— start of TASK INPUT —

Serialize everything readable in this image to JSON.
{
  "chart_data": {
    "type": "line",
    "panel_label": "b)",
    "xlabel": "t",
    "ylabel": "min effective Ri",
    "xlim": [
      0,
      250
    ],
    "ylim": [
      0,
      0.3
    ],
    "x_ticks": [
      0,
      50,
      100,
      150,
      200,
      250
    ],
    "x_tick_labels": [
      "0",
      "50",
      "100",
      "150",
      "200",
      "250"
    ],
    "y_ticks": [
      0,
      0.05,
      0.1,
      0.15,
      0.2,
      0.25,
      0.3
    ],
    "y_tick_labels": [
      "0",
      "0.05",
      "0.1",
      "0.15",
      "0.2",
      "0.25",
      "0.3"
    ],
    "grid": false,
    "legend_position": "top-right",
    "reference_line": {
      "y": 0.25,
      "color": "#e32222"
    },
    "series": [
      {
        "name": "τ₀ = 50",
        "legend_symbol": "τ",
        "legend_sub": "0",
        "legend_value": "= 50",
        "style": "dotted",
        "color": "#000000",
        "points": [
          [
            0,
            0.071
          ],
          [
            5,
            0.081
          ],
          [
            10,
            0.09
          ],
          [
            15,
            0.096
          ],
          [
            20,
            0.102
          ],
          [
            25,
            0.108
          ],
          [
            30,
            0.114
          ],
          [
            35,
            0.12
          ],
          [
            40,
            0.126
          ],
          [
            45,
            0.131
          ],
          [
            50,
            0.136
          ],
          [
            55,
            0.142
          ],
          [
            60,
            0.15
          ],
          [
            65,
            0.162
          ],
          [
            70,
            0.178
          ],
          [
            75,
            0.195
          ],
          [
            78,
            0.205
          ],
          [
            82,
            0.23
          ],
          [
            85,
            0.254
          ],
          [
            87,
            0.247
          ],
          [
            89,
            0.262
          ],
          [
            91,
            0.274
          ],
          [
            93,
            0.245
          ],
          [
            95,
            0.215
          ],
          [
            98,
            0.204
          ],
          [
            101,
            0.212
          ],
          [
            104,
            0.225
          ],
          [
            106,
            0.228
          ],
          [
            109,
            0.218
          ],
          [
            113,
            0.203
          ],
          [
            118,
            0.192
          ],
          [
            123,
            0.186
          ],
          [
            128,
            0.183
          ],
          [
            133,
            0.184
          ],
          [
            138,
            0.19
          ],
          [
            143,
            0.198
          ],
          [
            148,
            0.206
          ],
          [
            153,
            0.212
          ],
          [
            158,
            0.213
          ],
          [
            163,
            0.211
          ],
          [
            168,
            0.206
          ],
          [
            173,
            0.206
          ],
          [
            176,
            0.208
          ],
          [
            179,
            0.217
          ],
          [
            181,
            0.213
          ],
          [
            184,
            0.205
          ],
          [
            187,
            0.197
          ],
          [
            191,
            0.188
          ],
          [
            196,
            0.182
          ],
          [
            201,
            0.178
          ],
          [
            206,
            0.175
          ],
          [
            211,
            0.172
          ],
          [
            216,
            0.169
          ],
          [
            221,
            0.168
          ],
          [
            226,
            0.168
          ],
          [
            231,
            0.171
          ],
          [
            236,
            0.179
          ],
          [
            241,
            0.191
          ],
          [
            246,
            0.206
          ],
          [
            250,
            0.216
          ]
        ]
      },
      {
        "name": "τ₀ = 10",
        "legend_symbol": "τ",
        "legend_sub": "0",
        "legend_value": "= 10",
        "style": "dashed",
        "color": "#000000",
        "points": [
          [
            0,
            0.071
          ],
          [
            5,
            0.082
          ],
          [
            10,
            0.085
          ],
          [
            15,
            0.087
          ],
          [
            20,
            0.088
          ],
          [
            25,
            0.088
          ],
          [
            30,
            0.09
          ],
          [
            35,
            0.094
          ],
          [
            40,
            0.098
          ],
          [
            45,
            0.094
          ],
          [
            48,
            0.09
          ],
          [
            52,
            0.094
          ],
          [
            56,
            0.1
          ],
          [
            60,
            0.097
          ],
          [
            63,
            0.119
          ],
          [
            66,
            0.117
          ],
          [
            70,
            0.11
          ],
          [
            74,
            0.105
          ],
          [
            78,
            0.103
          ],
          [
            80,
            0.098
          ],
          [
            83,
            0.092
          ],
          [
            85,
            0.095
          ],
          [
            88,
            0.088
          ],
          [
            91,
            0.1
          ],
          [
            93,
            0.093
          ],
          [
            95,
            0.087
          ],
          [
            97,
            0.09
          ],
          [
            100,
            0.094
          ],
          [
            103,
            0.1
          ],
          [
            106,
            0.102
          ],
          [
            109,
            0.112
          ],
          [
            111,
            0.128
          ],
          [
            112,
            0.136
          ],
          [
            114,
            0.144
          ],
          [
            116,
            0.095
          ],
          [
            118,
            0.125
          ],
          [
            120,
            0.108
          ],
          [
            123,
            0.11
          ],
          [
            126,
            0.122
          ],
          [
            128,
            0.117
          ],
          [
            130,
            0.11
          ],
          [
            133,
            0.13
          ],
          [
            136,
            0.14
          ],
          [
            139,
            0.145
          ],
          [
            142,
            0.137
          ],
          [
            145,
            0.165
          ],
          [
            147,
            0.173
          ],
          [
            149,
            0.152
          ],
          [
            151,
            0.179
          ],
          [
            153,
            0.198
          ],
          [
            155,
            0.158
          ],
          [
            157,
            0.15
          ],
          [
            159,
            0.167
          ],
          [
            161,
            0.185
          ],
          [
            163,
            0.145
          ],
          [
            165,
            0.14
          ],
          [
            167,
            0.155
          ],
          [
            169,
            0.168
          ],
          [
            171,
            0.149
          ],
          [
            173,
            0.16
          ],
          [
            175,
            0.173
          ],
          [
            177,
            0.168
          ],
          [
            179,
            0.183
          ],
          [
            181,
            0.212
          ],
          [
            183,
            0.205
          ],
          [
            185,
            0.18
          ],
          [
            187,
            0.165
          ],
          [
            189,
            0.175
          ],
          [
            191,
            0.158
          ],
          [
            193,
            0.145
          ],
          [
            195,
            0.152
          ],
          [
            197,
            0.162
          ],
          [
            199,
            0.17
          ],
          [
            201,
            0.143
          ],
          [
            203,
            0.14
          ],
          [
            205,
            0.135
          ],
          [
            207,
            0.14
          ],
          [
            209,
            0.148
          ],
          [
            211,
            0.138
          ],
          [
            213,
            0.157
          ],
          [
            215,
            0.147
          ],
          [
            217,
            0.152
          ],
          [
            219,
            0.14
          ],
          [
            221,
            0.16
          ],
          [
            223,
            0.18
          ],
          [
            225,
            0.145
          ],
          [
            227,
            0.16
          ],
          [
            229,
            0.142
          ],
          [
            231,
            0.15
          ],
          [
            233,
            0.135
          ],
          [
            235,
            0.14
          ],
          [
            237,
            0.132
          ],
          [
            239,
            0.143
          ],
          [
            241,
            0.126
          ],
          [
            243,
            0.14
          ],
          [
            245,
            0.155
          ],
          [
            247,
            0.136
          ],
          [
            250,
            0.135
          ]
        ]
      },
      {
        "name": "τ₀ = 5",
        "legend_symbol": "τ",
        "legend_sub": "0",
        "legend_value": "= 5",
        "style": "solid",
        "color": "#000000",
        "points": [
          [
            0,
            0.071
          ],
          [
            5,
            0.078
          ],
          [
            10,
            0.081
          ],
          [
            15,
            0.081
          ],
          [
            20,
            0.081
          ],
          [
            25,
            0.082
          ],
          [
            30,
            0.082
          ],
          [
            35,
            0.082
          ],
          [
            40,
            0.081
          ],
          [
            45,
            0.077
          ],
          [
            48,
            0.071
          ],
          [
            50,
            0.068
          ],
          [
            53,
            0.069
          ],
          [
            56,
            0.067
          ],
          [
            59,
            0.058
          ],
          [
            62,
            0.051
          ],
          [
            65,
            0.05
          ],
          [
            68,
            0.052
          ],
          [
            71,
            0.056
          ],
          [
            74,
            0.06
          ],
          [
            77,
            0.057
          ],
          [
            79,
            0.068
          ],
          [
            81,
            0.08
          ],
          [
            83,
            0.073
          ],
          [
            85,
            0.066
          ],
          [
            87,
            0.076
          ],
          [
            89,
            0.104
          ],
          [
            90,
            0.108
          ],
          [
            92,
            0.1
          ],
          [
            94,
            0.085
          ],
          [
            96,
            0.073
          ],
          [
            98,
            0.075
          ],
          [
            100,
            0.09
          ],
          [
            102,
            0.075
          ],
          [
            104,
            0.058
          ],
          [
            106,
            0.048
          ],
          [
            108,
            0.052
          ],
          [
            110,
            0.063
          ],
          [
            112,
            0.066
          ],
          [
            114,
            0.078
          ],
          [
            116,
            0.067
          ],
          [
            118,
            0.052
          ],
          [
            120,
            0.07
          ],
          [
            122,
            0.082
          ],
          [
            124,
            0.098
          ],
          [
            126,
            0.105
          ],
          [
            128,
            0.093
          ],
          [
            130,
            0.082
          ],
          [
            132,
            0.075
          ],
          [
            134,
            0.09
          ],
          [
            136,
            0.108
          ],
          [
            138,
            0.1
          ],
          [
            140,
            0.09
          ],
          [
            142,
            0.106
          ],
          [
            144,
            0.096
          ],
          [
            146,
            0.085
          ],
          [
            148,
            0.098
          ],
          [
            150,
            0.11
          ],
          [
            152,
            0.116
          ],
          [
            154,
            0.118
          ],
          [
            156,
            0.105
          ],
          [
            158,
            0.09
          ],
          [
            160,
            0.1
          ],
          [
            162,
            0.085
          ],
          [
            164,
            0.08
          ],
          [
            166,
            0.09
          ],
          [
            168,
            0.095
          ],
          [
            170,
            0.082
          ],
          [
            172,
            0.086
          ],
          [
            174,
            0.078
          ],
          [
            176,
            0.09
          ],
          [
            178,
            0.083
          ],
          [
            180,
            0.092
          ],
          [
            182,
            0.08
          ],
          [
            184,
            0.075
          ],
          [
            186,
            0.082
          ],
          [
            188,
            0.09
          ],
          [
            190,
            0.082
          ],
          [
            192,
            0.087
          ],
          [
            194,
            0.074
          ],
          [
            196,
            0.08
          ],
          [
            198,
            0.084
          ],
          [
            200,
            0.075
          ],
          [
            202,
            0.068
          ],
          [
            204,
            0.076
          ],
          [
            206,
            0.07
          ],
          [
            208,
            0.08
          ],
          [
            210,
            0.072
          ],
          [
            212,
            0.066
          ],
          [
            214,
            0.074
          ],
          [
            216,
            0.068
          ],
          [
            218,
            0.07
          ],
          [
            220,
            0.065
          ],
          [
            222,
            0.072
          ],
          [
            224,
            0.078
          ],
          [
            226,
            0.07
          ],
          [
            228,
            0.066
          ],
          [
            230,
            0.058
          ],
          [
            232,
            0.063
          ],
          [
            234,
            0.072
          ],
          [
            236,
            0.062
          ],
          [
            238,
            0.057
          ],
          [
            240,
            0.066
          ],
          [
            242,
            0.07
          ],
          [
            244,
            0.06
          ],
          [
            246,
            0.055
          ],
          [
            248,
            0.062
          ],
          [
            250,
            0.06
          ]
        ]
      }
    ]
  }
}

— end of TASK INPUT —

**YOUR OBJECTIVE:** Report the number of lines that contain "style", with no other words.

**THE ANSWER:** 3